• **Challenge**
Locate all lines with the word "value". Copy them.

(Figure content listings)
::::

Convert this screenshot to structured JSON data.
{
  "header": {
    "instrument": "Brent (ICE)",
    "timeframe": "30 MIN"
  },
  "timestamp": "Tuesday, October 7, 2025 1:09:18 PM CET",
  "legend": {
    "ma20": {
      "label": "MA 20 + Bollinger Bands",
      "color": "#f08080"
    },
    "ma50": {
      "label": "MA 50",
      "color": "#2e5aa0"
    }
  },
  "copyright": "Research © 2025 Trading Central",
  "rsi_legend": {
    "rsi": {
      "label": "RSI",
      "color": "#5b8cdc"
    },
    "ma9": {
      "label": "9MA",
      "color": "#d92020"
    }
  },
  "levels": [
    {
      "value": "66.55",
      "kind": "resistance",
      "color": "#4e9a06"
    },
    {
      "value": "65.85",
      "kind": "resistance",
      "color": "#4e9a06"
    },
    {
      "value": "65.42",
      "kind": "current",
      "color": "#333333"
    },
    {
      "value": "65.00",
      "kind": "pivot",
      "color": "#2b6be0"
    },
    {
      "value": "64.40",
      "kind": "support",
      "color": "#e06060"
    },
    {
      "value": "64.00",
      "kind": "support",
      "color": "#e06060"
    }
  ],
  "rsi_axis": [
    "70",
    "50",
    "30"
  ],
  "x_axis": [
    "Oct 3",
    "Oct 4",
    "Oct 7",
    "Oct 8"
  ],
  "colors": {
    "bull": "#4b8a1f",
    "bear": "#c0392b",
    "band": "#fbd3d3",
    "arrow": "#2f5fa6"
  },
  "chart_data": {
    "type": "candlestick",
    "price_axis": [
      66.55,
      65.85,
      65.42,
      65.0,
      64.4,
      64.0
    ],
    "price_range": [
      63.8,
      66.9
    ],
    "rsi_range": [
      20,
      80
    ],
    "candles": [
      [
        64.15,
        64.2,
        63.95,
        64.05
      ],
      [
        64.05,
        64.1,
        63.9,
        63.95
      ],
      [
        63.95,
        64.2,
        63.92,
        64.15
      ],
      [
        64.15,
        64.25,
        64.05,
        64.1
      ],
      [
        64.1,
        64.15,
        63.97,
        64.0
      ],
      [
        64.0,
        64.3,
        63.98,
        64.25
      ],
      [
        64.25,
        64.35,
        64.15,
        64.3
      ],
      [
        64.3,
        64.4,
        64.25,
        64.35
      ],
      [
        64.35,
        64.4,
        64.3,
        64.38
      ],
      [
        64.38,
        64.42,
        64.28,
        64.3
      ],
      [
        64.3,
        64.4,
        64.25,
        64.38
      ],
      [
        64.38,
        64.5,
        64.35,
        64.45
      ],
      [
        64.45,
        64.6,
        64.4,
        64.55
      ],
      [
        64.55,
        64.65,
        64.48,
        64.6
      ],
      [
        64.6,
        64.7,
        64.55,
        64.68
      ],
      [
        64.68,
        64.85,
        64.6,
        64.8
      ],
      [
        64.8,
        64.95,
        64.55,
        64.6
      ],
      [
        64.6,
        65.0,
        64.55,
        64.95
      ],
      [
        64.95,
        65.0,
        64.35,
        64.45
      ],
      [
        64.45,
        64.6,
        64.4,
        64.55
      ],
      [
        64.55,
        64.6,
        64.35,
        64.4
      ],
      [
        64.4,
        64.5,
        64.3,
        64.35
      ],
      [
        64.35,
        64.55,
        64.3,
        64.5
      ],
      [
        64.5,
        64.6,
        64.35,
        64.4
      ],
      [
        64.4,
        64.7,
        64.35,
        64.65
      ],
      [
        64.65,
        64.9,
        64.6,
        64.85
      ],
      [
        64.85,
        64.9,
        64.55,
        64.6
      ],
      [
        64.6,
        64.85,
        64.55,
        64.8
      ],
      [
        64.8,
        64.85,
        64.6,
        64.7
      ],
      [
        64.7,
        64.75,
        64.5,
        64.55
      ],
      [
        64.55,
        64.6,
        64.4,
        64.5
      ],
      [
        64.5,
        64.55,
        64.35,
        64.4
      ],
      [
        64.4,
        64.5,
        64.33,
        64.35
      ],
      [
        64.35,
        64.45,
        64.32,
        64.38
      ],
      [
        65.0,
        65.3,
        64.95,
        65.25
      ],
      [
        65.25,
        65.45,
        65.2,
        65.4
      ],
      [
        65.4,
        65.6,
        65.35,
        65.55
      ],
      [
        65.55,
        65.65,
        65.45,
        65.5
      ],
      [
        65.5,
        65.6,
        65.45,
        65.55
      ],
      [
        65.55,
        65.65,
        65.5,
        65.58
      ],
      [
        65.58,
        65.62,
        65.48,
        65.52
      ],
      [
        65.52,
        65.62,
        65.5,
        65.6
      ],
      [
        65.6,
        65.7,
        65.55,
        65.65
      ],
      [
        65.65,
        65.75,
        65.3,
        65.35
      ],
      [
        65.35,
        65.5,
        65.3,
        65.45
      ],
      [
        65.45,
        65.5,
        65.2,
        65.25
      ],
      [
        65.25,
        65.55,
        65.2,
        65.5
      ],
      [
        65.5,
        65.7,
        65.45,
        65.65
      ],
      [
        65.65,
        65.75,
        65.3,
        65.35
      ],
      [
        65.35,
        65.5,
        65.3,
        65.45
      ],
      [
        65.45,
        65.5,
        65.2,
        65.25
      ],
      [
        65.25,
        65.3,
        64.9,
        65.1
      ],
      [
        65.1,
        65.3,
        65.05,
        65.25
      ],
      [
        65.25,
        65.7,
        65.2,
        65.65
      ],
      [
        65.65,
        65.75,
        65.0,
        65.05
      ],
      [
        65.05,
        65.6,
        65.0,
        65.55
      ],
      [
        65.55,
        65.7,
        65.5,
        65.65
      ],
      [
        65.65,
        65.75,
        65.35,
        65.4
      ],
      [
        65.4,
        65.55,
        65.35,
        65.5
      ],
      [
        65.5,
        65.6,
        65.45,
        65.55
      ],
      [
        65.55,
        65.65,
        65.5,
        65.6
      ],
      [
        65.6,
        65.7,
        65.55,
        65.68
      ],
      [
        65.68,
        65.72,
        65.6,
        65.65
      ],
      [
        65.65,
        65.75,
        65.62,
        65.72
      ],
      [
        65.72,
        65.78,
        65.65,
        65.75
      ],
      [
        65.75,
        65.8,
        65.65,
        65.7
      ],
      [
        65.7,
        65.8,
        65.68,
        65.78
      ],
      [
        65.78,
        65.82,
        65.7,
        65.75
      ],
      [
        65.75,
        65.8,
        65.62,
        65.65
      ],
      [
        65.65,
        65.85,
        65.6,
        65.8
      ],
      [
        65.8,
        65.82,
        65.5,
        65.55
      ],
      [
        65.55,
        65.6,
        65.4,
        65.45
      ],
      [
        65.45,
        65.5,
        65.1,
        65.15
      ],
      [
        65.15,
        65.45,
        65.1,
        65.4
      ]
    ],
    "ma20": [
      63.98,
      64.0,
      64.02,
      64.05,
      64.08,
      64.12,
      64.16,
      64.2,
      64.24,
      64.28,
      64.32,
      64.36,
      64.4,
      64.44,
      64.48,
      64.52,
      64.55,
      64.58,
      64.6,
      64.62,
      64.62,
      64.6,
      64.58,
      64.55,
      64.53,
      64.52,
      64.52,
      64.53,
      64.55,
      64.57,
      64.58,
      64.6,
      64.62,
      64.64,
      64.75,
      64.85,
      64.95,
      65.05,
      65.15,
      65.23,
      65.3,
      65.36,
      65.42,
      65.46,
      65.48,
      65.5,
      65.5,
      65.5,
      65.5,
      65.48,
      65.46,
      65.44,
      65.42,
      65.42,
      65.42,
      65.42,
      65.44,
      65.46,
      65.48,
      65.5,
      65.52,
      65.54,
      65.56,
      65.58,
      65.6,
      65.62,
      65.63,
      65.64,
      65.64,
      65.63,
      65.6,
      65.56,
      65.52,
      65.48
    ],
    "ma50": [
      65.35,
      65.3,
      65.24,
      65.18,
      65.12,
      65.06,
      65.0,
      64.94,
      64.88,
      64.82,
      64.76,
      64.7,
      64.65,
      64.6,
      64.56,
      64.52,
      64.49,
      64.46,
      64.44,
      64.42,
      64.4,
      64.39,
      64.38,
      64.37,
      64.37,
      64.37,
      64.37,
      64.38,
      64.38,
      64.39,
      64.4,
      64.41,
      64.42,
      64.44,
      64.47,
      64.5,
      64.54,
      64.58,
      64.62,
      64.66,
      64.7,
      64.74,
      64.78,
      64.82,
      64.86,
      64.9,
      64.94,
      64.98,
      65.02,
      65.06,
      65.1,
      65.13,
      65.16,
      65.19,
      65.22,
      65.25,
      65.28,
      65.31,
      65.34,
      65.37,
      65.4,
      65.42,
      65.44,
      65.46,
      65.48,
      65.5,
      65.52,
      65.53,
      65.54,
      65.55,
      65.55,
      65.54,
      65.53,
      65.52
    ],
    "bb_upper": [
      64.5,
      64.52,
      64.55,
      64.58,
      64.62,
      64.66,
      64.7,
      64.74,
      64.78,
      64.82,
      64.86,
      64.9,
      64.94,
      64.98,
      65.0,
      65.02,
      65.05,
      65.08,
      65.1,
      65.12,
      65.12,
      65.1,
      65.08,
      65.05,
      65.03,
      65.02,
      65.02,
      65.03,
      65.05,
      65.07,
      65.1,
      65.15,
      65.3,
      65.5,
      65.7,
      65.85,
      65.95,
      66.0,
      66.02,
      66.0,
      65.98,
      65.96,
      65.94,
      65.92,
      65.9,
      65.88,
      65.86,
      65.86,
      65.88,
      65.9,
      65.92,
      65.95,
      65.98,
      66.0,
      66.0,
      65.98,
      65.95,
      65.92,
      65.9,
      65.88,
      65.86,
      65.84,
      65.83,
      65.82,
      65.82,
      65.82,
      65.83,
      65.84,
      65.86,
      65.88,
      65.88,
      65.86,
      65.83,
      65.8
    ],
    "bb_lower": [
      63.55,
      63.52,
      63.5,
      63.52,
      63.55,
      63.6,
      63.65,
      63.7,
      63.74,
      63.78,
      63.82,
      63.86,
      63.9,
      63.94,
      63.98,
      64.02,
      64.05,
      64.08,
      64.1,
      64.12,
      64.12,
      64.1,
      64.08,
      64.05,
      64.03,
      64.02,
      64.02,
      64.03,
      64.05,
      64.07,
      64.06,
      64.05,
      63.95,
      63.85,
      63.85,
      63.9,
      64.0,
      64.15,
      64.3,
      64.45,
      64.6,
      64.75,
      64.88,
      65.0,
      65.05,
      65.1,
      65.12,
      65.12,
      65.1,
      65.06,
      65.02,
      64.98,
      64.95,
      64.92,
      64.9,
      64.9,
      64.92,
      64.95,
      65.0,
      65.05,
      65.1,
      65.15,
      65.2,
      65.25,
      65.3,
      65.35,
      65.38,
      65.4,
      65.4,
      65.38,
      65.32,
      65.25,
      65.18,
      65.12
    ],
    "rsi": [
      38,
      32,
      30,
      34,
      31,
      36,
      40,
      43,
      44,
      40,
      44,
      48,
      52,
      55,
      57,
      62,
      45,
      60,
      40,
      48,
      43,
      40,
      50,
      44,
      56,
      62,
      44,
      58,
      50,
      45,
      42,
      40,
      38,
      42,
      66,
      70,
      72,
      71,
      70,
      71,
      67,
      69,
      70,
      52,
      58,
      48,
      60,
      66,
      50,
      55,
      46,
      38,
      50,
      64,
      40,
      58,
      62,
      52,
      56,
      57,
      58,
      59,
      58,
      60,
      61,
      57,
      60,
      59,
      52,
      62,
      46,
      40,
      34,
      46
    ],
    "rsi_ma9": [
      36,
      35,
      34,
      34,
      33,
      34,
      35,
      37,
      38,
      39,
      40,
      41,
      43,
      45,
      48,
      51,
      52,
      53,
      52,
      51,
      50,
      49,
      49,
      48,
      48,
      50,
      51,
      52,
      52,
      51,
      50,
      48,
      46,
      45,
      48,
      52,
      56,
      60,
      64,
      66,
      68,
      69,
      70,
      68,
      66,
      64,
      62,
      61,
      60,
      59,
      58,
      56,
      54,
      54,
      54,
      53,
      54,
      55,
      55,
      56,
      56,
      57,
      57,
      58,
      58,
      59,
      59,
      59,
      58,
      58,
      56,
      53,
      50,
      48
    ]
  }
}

::::

• **Output below**
      "value": "66.55",
      "value": "65.85",
      "value": "65.42",
      "value": "65.00",
      "value": "64.40",
      "value": "64.00",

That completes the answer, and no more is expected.